Instrucciones de tareas:
1 – Reproduzca literalmente el pasaje del texto proporcionado que va desde "Hillary Clinton busca" hasta "todas sus formas.", ambos inclusive.
2 – De acuerdo con el texto proporcionado, ¿adónde regresa Trump por la noche tras su viaje a México y con qué propósito?

Texto proporcionado:
En contraste con la fragilidad física de Hillary, Trump luce como el Macho Alfa que en un mismo día viaja a México para dialogar con el presidente de ese país que lo invitó y a la noche regresa a Arizona para dar su discurso clave sobre inmigración. Hillary dice que no irá a México. Tampoco estuvo, como Trump, en la Luisiana inundada.
Pero si la debilidad física de la candidata demócrata es innegable, peor es su vulnerabilildad política. Si fuera pelea de box, como queda dicho, quedaría descalificada. Pero si en estos momentos se aplicara la ley en este país, Hillary también quedaría descalificada por corrupción, obstrucción de la justicia, perjurio y en suma traición. 
Pero sigue campante porque la protegen el gobierno de Obama y los principales medios de comunicación e incluso algunos líderes del GOP que detestan a Trump por su posición anti establishment, que es anti globalismo y por tanto “pro America First”. Pero ese respaldo comienza a resquebrajarse.
Lo que propone Trump es la restauración del cumplimiento de la ley, según la concepción de los fundadores de esta nación hace 240 años. Dado que la hombres no son ángeles, decía Madison, había que diseñar un sistema que permita a los mismos hombres vigilarse unos a otros para evitar que haya exceso de poder y retorno a alguna forma de monarquía.
Es la forma más sabia de gobierno jamás articulada en la Historia de la Humanidad (véase al final el artículo del The Wall Street Journal). Con Obama el equilibrio de poderes se ha inclinado en favor del Ejecutivo, arrastrando a la Corte Suprema y restando fuerza al Congreso,  de donde emanan las leyes.
Hillary Clinton busca continuar la misión “progresista” de Obama y Trump es la respuesta popular por la alternativa contraria. Todas las soluciones de gobiernos autoriatrios para supuestamente mejorar las condiciones de vida de los pueblos, han fracasado en todas sus formas. 
En la era moderna, el mito de la igualdad de la Revolución Francesa acabó en sangre, terror y el emperador Napoleón con sucesivas repúblicas, anarquía e inestabilidad. En el siglo XX surgieron las versiones comunista y nazi fascista que motivaron guerras mundiales y centenares de millones de muertes por causa de las armas o por las hambrunas.

Registros:
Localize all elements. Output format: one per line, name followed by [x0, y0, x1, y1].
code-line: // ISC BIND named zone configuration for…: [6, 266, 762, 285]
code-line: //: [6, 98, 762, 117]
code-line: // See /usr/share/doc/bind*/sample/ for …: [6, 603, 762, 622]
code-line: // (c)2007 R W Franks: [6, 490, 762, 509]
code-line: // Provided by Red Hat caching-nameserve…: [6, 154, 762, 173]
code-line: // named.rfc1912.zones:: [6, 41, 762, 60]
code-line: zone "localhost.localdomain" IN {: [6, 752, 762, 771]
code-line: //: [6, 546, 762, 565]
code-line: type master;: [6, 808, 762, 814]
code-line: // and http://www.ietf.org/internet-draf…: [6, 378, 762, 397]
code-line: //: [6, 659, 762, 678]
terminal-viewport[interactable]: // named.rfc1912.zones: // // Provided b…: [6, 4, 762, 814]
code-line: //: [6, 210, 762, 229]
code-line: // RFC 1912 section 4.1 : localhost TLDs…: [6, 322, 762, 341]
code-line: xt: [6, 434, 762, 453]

...

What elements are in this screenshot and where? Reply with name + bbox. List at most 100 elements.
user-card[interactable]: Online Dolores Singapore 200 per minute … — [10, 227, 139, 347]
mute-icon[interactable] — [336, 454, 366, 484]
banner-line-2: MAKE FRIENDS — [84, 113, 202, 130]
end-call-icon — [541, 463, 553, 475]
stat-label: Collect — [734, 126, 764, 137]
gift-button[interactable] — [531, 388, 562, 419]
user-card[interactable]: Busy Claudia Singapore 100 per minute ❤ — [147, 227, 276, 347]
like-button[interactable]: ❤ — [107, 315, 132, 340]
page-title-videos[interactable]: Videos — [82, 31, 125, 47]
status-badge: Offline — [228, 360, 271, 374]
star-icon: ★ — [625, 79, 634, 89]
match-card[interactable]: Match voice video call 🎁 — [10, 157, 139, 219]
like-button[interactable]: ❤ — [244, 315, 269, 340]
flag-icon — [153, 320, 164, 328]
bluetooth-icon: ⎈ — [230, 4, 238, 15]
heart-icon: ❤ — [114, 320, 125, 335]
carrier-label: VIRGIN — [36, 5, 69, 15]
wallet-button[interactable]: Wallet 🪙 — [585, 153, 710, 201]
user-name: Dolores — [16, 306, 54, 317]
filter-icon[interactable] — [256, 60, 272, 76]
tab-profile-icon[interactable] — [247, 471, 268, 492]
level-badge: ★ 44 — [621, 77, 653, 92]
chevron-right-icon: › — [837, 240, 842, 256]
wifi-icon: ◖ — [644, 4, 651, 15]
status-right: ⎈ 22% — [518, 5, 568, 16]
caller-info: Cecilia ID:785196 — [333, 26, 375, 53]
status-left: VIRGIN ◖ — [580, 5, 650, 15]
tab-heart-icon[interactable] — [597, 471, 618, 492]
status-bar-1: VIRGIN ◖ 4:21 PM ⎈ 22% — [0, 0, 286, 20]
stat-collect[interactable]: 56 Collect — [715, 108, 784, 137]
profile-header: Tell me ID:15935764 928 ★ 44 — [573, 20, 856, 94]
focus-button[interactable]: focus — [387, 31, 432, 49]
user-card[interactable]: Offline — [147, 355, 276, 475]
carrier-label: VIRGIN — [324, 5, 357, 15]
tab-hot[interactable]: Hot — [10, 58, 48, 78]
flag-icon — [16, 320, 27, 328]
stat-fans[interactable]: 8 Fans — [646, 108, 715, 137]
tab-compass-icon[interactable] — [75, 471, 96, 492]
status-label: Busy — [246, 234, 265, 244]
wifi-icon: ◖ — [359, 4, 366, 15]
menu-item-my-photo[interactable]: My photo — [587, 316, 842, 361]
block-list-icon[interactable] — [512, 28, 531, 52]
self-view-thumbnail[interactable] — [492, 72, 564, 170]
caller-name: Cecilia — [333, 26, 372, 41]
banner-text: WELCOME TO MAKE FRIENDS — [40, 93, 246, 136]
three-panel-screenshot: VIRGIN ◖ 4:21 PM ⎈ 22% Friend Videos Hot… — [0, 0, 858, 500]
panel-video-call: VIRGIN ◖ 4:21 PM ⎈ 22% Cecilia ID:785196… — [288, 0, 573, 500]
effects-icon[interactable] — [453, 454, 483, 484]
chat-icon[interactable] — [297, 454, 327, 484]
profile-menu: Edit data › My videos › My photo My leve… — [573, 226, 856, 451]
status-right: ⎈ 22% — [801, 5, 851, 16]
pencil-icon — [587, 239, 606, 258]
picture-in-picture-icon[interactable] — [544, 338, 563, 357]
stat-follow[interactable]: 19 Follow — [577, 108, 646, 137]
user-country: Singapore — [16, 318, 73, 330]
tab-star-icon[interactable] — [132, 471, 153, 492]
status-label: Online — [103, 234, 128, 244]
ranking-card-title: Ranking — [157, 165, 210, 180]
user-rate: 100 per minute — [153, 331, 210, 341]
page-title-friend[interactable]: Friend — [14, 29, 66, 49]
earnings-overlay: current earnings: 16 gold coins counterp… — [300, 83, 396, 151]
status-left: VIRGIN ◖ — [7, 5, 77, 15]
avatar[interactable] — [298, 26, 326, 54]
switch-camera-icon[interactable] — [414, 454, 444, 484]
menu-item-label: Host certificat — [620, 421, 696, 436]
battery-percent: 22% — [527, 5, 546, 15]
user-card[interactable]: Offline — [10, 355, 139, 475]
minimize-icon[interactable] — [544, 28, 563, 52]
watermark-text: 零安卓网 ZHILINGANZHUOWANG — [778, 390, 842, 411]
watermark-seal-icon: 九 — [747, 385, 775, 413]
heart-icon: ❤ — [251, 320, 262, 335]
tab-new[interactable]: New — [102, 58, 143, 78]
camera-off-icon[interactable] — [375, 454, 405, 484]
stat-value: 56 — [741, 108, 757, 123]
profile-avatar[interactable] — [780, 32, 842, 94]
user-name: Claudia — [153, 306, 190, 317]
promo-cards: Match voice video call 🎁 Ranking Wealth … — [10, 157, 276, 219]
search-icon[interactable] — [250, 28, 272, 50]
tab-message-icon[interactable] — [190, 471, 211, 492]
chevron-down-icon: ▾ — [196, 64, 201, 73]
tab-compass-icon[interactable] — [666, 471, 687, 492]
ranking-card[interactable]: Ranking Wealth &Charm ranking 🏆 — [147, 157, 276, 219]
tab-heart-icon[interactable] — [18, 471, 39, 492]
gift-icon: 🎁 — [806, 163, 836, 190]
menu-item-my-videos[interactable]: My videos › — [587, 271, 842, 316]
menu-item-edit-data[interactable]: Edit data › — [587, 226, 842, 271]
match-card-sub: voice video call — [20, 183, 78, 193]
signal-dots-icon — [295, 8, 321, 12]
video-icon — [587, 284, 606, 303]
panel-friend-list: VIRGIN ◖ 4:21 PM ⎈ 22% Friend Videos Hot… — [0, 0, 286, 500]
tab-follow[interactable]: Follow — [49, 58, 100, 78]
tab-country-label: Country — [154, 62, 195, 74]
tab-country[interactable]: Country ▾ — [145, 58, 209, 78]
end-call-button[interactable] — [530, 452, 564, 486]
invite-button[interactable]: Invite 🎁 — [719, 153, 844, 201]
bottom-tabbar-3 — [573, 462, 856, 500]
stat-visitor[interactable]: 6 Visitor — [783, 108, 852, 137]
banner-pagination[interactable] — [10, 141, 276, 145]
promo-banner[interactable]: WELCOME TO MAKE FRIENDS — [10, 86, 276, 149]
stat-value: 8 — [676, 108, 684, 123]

==

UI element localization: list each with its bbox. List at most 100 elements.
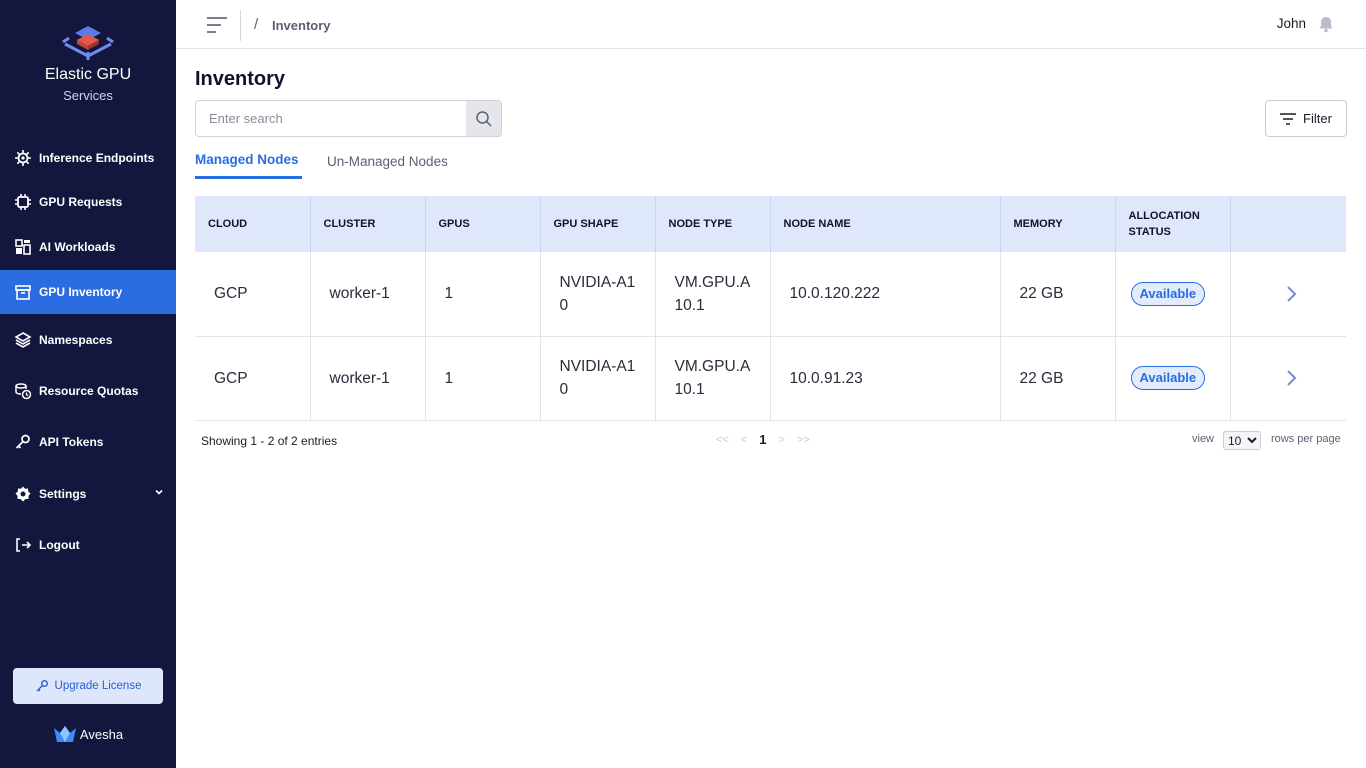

Respuestas por tarea:
1 –
Hillary Clinton busca continuar la misión “progresista” de Obama y Trump es la respuesta popular por la alternativa contraria. Todas las soluciones de gobiernos autoriatrios para supuestamente mejorar las condiciones de vida de los pueblos, han fracasado en todas sus formas.

2 – Regresa a Arizona para dar su discurso clave sobre inmigración.